• [Problem description] Go through the listing and return every line with "Sussex" in it.

** Start Record set **

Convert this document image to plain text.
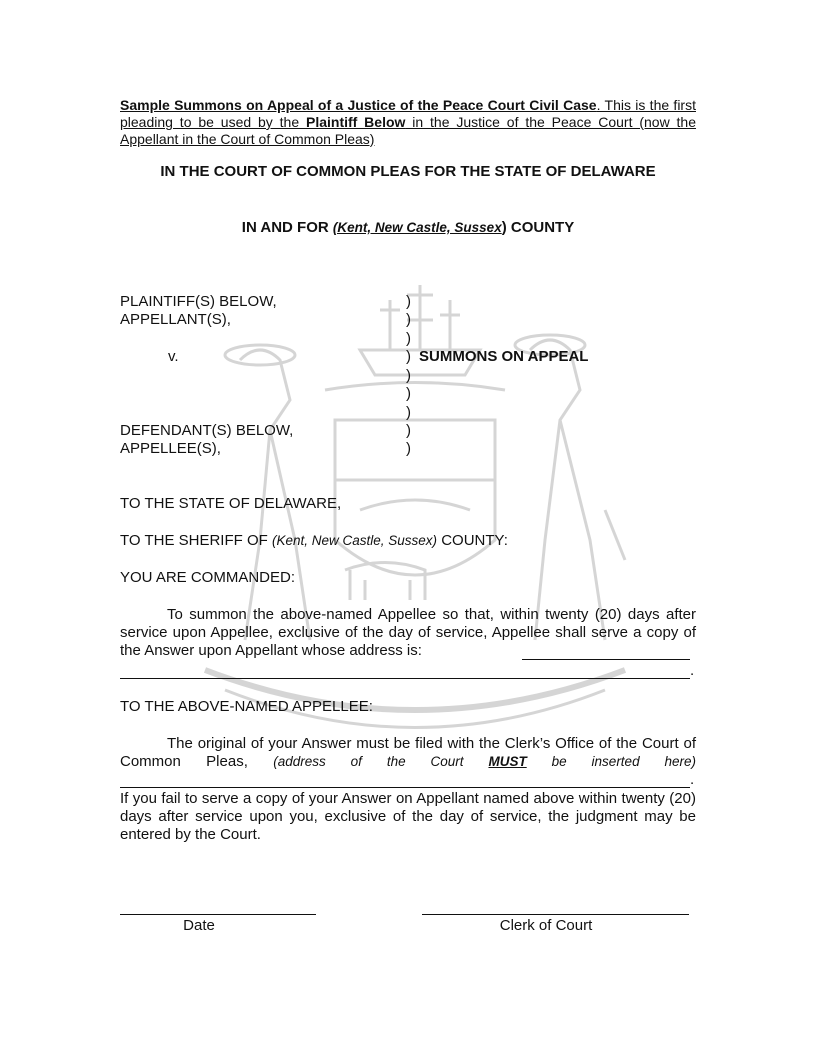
Sample Summons on Appeal of a Justice of the Peace Court Civil Case. This is the first pleading to be used by the Plaintiff Below in the Justice of the Peace Court (now the Appellant in the Court of Common Pleas)
IN THE COURT OF COMMON PLEAS FOR THE STATE OF DELAWARE
IN AND FOR (Kent, New Castle, Sussex) COUNTY
PLAINTIFF(S) BELOW,
APPELLANT(S),
v.
DEFENDANT(S) BELOW,
APPELLEE(S),
)
)
)
)
)
)
)
)
)
SUMMONS ON APPEAL
TO THE STATE OF DELAWARE,
TO THE SHERIFF OF (Kent, New Castle, Sussex) COUNTY:
YOU ARE COMMANDED:
To summon the above-named Appellee so that, within twenty (20) days after service upon Appellee, exclusive of the day of service, Appellee shall serve a copy of the Answer upon Appellant whose address is:
.
TO THE ABOVE-NAMED APPELLEE:
The original of your Answer must be filed with the Clerk’s Office of the Court of Common Pleas, (address of the Court MUST be inserted here)
.
If you fail to serve a copy of your Answer on Appellant named above within twenty (20) days after service upon you, exclusive of the day of service, the judgment may be entered by the Court.
Date	Clerk of Court
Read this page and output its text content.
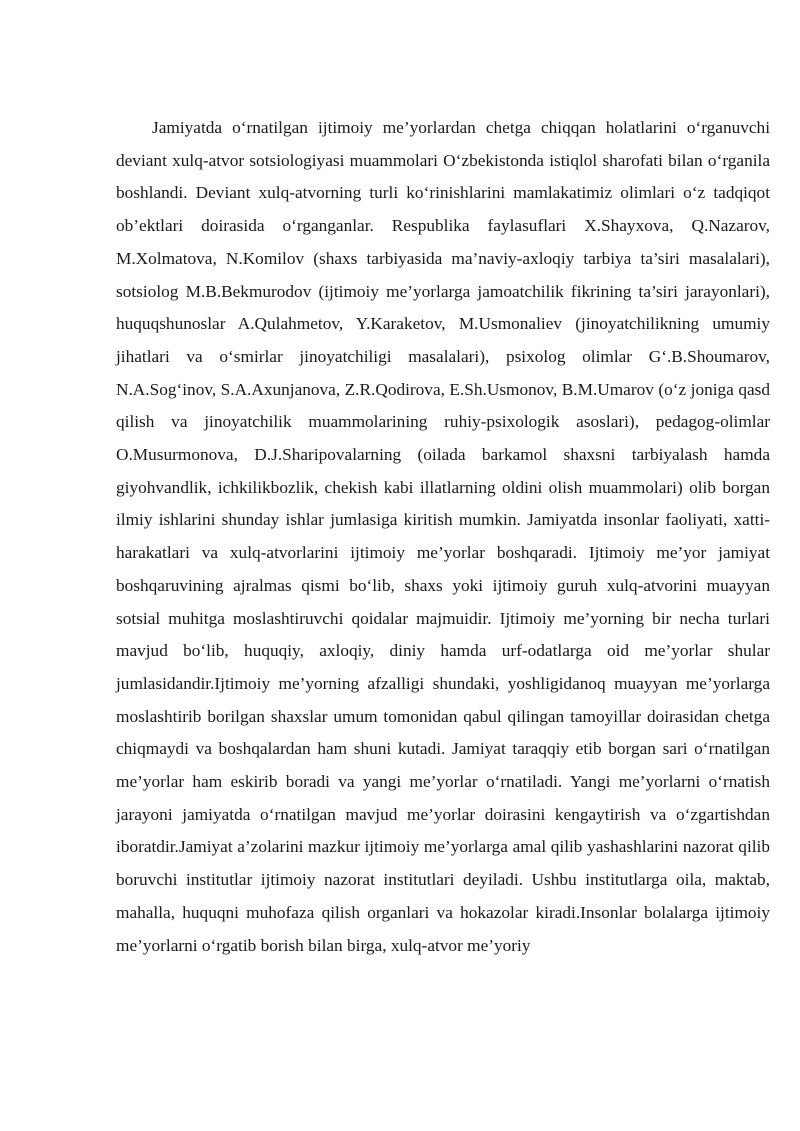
Jamiyatda o‘rnatilgan ijtimoiy me’yorlardan chetga chiqqan holatlarini o‘rganuvchi deviant xulq-atvor sotsiologiyasi muammolari O‘zbekistonda istiqlol sharofati bilan o‘rganila boshlandi. Deviant xulq-atvorning turli ko‘rinishlarini mamlakatimiz olimlari o‘z tadqiqot ob’ektlari doirasida o‘rganganlar. Respublika faylasuflari X.Shayxova, Q.Nazarov, M.Xolmatova, N.Komilov (shaxs tarbiyasida ma’naviy-axloqiy tarbiya ta’siri masalalari), sotsiolog M.B.Bekmurodov (ijtimoiy me’yorlarga jamoatchilik fikrining ta’siri jarayonlari), huquqshunoslar A.Qulahmetov, Y.Karaketov, M.Usmonaliev (jinoyatchilikning umumiy jihatlari va o‘smirlar jinoyatchiligi masalalari), psixolog olimlar G‘.B.Shoumarov, N.A.Sog‘inov, S.A.Axunjanova, Z.R.Qodirova, E.Sh.Usmonov, B.M.Umarov (o‘z joniga qasd qilish va jinoyatchilik muammolarining ruhiy-psixologik asoslari), pedagog-olimlar O.Musurmonova, D.J.Sharipovalarning (oilada barkamol shaxsni tarbiyalash hamda giyohvandlik, ichkilikbozlik, chekish kabi illatlarning oldini olish muammolari) olib borgan ilmiy ishlarini shunday ishlar jumlasiga kiritish mumkin. Jamiyatda insonlar faoliyati, xatti-harakatlari va xulq-atvorlarini ijtimoiy me’yorlar boshqaradi. Ijtimoiy me’yor jamiyat boshqaruvining ajralmas qismi bo‘lib, shaxs yoki ijtimoiy guruh xulq-atvorini muayyan sotsial muhitga moslashtiruvchi qoidalar majmuidir. Ijtimoiy me’yorning bir necha turlari mavjud bo‘lib, huquqiy, axloqiy, diniy hamda urf-odatlarga oid me’yorlar shular jumlasidandir.Ijtimoiy me’yorning afzalligi shundaki, yoshligidanoq muayyan me’yorlarga moslashtirib borilgan shaxslar umum tomonidan qabul qilingan tamoyillar doirasidan chetga chiqmaydi va boshqalardan ham shuni kutadi. Jamiyat taraqqiy etib borgan sari o‘rnatilgan me’yorlar ham eskirib boradi va yangi me’yorlar o‘rnatiladi. Yangi me’yorlarni o‘rnatish jarayoni jamiyatda o‘rnatilgan mavjud me’yorlar doirasini kengaytirish va o‘zgartishdan iboratdir.Jamiyat a’zolarini mazkur ijtimoiy me’yorlarga amal qilib yashashlarini nazorat qilib boruvchi institutlar ijtimoiy nazorat institutlari deyiladi. Ushbu institutlarga oila, maktab, mahalla, huquqni muhofaza qilish organlari va hokazolar kiradi.Insonlar bolalarga ijtimoiy me’yorlarni o‘rgatib borish bilan birga, xulq-atvor me’yoriy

** End Record set **

• [Reply]
IN AND FOR (Kent, New Castle, Sussex) COUNTY
TO THE SHERIFF OF (Kent, New Castle, Sussex) COUNTY:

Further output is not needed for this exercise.